__Directive__.
Repeat the records word for word, excluding any picture.

(Extracted data entries)
·····
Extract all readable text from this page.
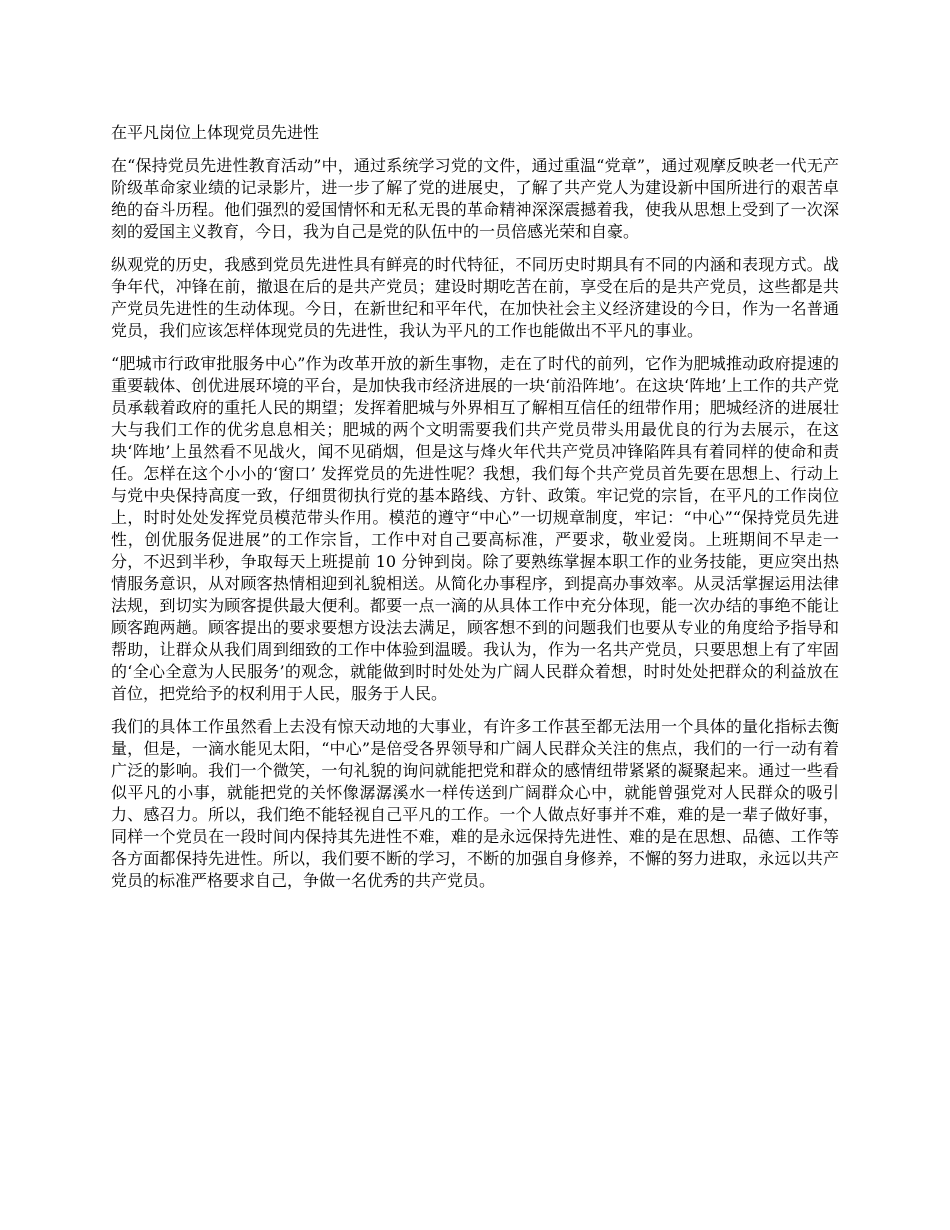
在平凡岗位上体现党员先进性

在“保持党员先进性教育活动”中，通过系统学习党的文件，通过重温“党章”，通过观摩反映老一代无产阶级革命家业绩的记录影片，进一步了解了党的进展史，了解了共产党人为建设新中国所进行的艰苦卓绝的奋斗历程。他们强烈的爱国情怀和无私无畏的革命精神深深震撼着我，使我从思想上受到了一次深刻的爱国主义教育，今日，我为自己是党的队伍中的一员倍感光荣和自豪。

纵观党的历史，我感到党员先进性具有鲜亮的时代特征，不同历史时期具有不同的内涵和表现方式。战争年代，冲锋在前，撤退在后的是共产党员；建设时期吃苦在前，享受在后的是共产党员，这些都是共产党员先进性的生动体现。今日，在新世纪和平年代，在加快社会主义经济建设的今日，作为一名普通党员，我们应该怎样体现党员的先进性，我认为平凡的工作也能做出不平凡的事业。

“肥城市行政审批服务中心”作为改革开放的新生事物，走在了时代的前列，它作为肥城推动政府提速的重要载体、创优进展环境的平台，是加快我市经济进展的一块‘前沿阵地’。在这块‘阵地’上工作的共产党员承载着政府的重托人民的期望；发挥着肥城与外界相互了解相互信任的纽带作用；肥城经济的进展壮大与我们工作的优劣息息相关；肥城的两个文明需要我们共产党员带头用最优良的行为去展示，在这块‘阵地’上虽然看不见战火，闻不见硝烟，但是这与烽火年代共产党员冲锋陷阵具有着同样的使命和责任。怎样在这个小小的‘窗口’ 发挥党员的先进性呢？我想，我们每个共产党员首先要在思想上、行动上与党中央保持高度一致，仔细贯彻执行党的基本路线、方针、政策。牢记党的宗旨，在平凡的工作岗位上，时时处处发挥党员模范带头作用。模范的遵守“中心”一切规章制度，牢记：“中心”“保持党员先进性，创优服务促进展”的工作宗旨，工作中对自己要高标准，严要求，敬业爱岗。上班期间不早走一分，不迟到半秒，争取每天上班提前 10 分钟到岗。除了要熟练掌握本职工作的业务技能，更应突出热情服务意识，从对顾客热情相迎到礼貌相送。从简化办事程序，到提高办事效率。从灵活掌握运用法律法规，到切实为顾客提供最大便利。都要一点一滴的从具体工作中充分体现，能一次办结的事绝不能让顾客跑两趟。顾客提出的要求要想方设法去满足，顾客想不到的问题我们也要从专业的角度给予指导和帮助，让群众从我们周到细致的工作中体验到温暖。我认为，作为一名共产党员，只要思想上有了牢固的‘全心全意为人民服务’的观念，就能做到时时处处为广阔人民群众着想，时时处处把群众的利益放在首位，把党给予的权利用于人民，服务于人民。

我们的具体工作虽然看上去没有惊天动地的大事业，有许多工作甚至都无法用一个具体的量化指标去衡量，但是，一滴水能见太阳，“中心”是倍受各界领导和广阔人民群众关注的焦点，我们的一行一动有着广泛的影响。我们一个微笑，一句礼貌的询问就能把党和群众的感情纽带紧紧的凝聚起来。通过一些看似平凡的小事，就能把党的关怀像潺潺溪水一样传送到广阔群众心中，就能曾强党对人民群众的吸引力、感召力。所以，我们绝不能轻视自己平凡的工作。一个人做点好事并不难，难的是一辈子做好事，同样一个党员在一段时间内保持其先进性不难，难的是永远保持先进性、难的是在思想、品德、工作等各方面都保持先进性。所以，我们要不断的学习，不断的加强自身修养，不懈的努力进取，永远以共产党员的标准严格要求自己，争做一名优秀的共产党员。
·····
__Reply to the task__.
Extract all readable text from this page.
在平凡岗位上体现党员先进性

在“保持党员先进性教育活动”中，通过系统学习党的文件，通过重温“党章”，通过观摩反映老一代无产阶级革命家业绩的记录影片，进一步了解了党的进展史，了解了共产党人为建设新中国所进行的艰苦卓绝的奋斗历程。他们强烈的爱国情怀和无私无畏的革命精神深深震撼着我，使我从思想上受到了一次深刻的爱国主义教育，今日，我为自己是党的队伍中的一员倍感光荣和自豪。

纵观党的历史，我感到党员先进性具有鲜亮的时代特征，不同历史时期具有不同的内涵和表现方式。战争年代，冲锋在前，撤退在后的是共产党员；建设时期吃苦在前，享受在后的是共产党员，这些都是共产党员先进性的生动体现。今日，在新世纪和平年代，在加快社会主义经济建设的今日，作为一名普通党员，我们应该怎样体现党员的先进性，我认为平凡的工作也能做出不平凡的事业。

“肥城市行政审批服务中心”作为改革开放的新生事物，走在了时代的前列，它作为肥城推动政府提速的重要载体、创优进展环境的平台，是加快我市经济进展的一块‘前沿阵地’。在这块‘阵地’上工作的共产党员承载着政府的重托人民的期望；发挥着肥城与外界相互了解相互信任的纽带作用；肥城经济的进展壮大与我们工作的优劣息息相关；肥城的两个文明需要我们共产党员带头用最优良的行为去展示，在这块‘阵地’上虽然看不见战火，闻不见硝烟，但是这与烽火年代共产党员冲锋陷阵具有着同样的使命和责任。怎样在这个小小的‘窗口’ 发挥党员的先进性呢？我想，我们每个共产党员首先要在思想上、行动上与党中央保持高度一致，仔细贯彻执行党的基本路线、方针、政策。牢记党的宗旨，在平凡的工作岗位上，时时处处发挥党员模范带头作用。模范的遵守“中心”一切规章制度，牢记：“中心”“保持党员先进性，创优服务促进展”的工作宗旨，工作中对自己要高标准，严要求，敬业爱岗。上班期间不早走一分，不迟到半秒，争取每天上班提前 10 分钟到岗。除了要熟练掌握本职工作的业务技能，更应突出热情服务意识，从对顾客热情相迎到礼貌相送。从简化办事程序，到提高办事效率。从灵活掌握运用法律法规，到切实为顾客提供最大便利。都要一点一滴的从具体工作中充分体现，能一次办结的事绝不能让顾客跑两趟。顾客提出的要求要想方设法去满足，顾客想不到的问题我们也要从专业的角度给予指导和帮助，让群众从我们周到细致的工作中体验到温暖。我认为，作为一名共产党员，只要思想上有了牢固的‘全心全意为人民服务’的观念，就能做到时时处处为广阔人民群众着想，时时处处把群众的利益放在首位，把党给予的权利用于人民，服务于人民。

我们的具体工作虽然看上去没有惊天动地的大事业，有许多工作甚至都无法用一个具体的量化指标去衡量，但是，一滴水能见太阳，“中心”是倍受各界领导和广阔人民群众关注的焦点，我们的一行一动有着广泛的影响。我们一个微笑，一句礼貌的询问就能把党和群众的感情纽带紧紧的凝聚起来。通过一些看似平凡的小事，就能把党的关怀像潺潺溪水一样传送到广阔群众心中，就能曾强党对人民群众的吸引力、感召力。所以，我们绝不能轻视自己平凡的工作。一个人做点好事并不难，难的是一辈子做好事，同样一个党员在一段时间内保持其先进性不难，难的是永远保持先进性、难的是在思想、品德、工作等各方面都保持先进性。所以，我们要不断的学习，不断的加强自身修养，不懈的努力进取，永远以共产党员的标准严格要求自己，争做一名优秀的共产党员。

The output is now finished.